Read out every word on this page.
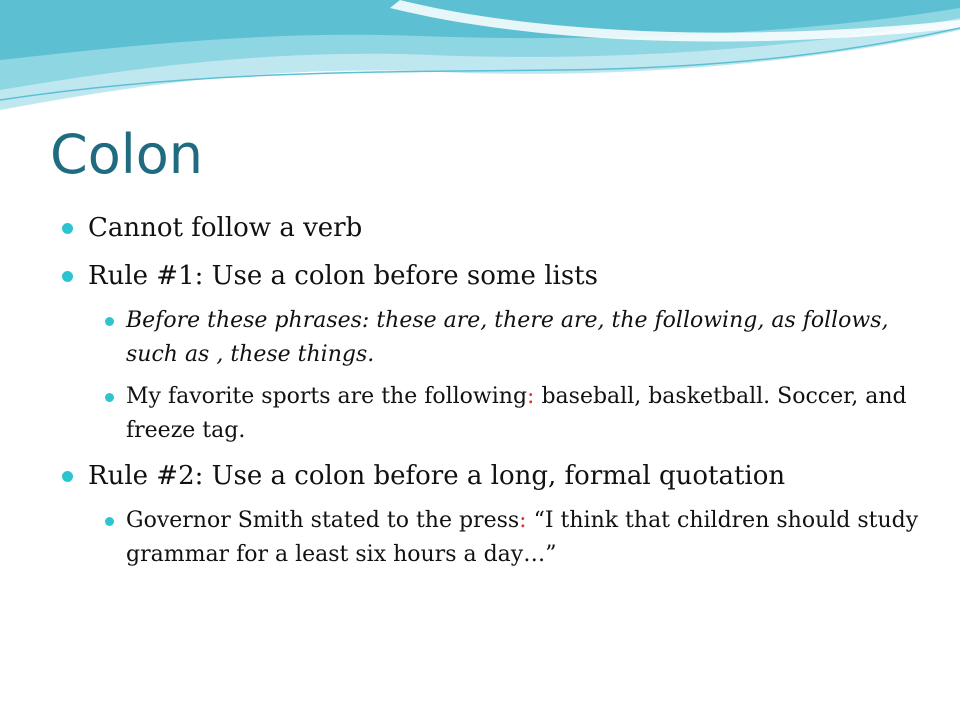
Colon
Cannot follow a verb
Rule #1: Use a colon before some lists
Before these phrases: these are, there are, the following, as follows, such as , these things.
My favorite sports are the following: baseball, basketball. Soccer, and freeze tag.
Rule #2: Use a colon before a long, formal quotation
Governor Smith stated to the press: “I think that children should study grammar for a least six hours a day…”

+===+

WRITTEN INSTRUCTION: Transcribe every entry above exactly. Omit all pictures.

REPLY TO THE TASK:
Read out every word on this page.
Colon
Cannot follow a verb
Rule #1: Use a colon before some lists
Before these phrases: these are, there are, the following, as follows, such as , these things.
My favorite sports are the following: baseball, basketball. Soccer, and freeze tag.
Rule #2: Use a colon before a long, formal quotation
Governor Smith stated to the press: “I think that children should study grammar for a least six hours a day…”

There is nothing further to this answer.